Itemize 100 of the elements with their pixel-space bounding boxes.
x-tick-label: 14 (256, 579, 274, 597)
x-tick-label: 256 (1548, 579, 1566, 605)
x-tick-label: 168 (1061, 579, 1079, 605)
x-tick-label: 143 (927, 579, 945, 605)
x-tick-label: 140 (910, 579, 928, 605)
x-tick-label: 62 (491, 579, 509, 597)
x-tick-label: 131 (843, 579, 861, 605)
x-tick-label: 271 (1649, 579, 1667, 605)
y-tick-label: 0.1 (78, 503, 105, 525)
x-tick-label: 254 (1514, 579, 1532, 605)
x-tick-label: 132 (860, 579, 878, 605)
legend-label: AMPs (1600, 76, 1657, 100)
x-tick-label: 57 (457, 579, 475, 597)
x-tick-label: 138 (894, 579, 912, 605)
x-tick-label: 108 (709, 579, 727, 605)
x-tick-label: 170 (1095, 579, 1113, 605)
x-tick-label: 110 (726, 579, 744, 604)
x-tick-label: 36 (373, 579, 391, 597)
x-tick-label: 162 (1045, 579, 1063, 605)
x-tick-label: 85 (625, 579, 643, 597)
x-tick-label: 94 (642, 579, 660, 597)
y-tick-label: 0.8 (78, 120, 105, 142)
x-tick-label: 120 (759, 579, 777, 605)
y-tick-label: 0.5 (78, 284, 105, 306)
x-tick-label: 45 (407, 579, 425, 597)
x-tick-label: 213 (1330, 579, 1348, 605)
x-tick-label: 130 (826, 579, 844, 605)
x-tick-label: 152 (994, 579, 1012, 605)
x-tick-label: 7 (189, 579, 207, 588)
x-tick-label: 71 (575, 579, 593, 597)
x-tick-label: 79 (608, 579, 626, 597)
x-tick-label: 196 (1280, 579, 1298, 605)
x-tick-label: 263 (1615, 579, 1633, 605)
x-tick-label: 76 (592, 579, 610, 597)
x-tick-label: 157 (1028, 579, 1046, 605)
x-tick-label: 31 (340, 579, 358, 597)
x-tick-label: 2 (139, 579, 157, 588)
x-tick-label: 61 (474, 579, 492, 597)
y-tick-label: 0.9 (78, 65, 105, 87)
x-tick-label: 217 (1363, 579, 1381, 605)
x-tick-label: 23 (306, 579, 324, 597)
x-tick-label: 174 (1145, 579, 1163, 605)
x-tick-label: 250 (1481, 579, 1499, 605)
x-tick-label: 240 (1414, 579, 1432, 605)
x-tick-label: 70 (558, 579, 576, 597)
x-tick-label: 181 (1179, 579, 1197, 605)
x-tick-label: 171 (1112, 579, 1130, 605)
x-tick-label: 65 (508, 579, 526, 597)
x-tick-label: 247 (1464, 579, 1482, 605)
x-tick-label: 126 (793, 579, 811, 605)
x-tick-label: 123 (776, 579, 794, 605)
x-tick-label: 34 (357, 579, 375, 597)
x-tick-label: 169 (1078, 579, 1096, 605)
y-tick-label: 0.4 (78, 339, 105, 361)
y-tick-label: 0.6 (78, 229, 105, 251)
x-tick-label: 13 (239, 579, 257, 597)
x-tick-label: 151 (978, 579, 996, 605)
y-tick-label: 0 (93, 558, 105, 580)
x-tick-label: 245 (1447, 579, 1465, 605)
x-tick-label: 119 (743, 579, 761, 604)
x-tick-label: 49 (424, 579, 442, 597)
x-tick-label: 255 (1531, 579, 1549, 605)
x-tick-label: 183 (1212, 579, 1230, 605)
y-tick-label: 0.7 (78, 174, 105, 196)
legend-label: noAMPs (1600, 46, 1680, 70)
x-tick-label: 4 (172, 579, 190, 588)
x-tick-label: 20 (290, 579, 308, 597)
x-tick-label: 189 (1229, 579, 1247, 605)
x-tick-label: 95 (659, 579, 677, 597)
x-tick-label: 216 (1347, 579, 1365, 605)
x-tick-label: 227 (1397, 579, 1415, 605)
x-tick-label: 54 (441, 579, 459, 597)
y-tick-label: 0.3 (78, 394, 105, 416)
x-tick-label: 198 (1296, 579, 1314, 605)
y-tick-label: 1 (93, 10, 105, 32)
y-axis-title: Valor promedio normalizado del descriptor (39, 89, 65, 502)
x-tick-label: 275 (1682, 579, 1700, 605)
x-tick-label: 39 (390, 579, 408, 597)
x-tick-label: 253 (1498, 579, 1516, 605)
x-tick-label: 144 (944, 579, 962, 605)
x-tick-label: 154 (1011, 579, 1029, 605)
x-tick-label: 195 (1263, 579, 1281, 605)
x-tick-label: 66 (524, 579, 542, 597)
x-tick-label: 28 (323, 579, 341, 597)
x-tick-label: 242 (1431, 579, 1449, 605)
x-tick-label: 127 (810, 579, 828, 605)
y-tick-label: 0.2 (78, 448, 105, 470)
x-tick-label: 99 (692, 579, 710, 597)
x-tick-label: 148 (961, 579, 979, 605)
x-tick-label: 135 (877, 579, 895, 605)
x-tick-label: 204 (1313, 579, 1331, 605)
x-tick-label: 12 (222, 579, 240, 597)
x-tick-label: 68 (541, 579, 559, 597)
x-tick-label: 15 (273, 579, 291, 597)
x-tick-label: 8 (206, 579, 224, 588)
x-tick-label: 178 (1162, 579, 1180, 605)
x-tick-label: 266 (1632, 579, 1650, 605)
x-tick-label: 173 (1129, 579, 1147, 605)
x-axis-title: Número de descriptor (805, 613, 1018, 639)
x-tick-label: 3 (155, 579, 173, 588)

--*--

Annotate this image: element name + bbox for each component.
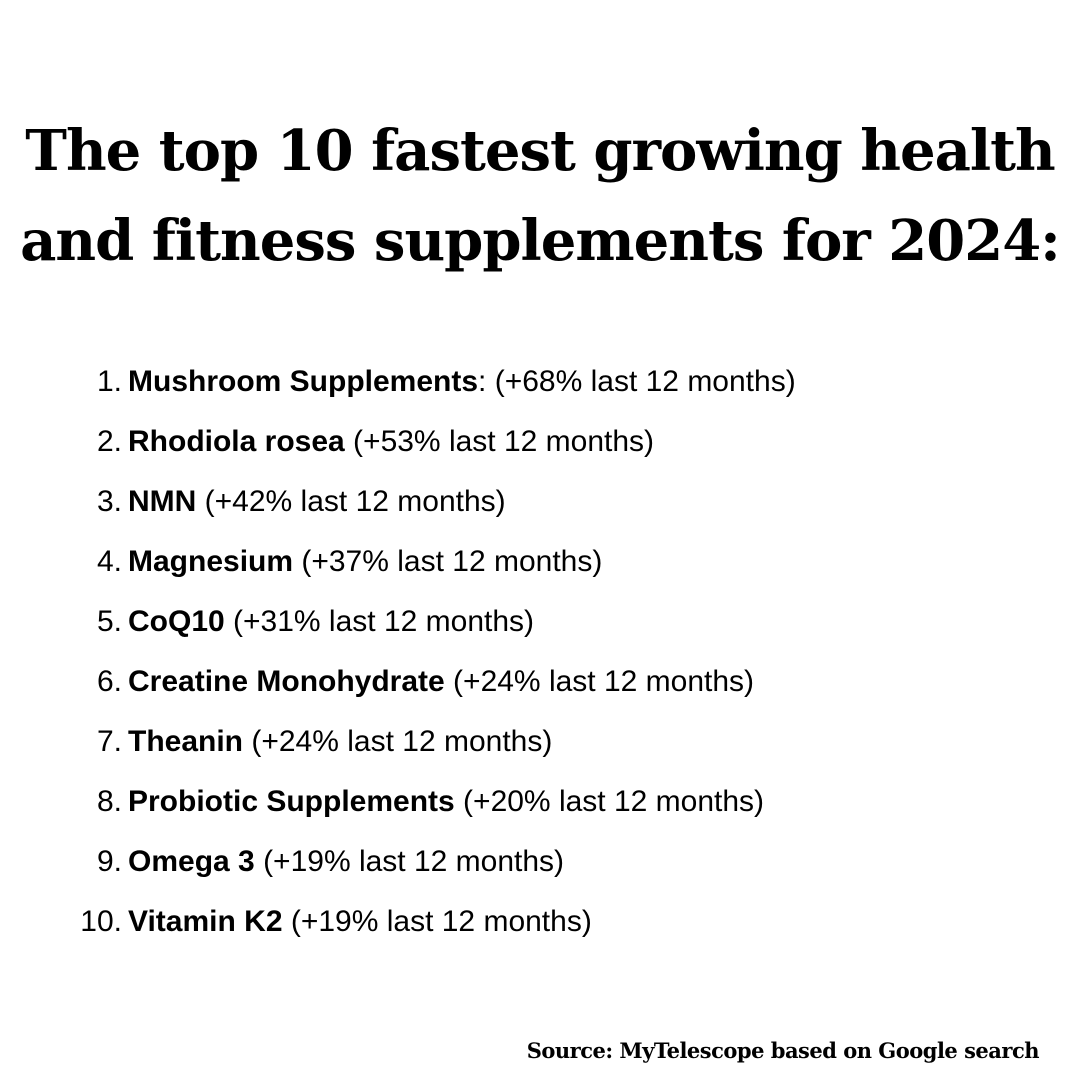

--*--

* Requirements *
Copy out the records word for word, from the line containing "Itemize 100 of" through the line containing "x-tick-label: 57 (457, 579, 475, 597)", both included.

* Final result *
Itemize 100 of the elements with their pixel-space bounding boxes.
x-tick-label: 14 (256, 579, 274, 597)
x-tick-label: 256 (1548, 579, 1566, 605)
x-tick-label: 168 (1061, 579, 1079, 605)
x-tick-label: 143 (927, 579, 945, 605)
x-tick-label: 140 (910, 579, 928, 605)
x-tick-label: 62 (491, 579, 509, 597)
x-tick-label: 131 (843, 579, 861, 605)
x-tick-label: 271 (1649, 579, 1667, 605)
y-tick-label: 0.1 (78, 503, 105, 525)
x-tick-label: 254 (1514, 579, 1532, 605)
x-tick-label: 132 (860, 579, 878, 605)
legend-label: AMPs (1600, 76, 1657, 100)
x-tick-label: 57 (457, 579, 475, 597)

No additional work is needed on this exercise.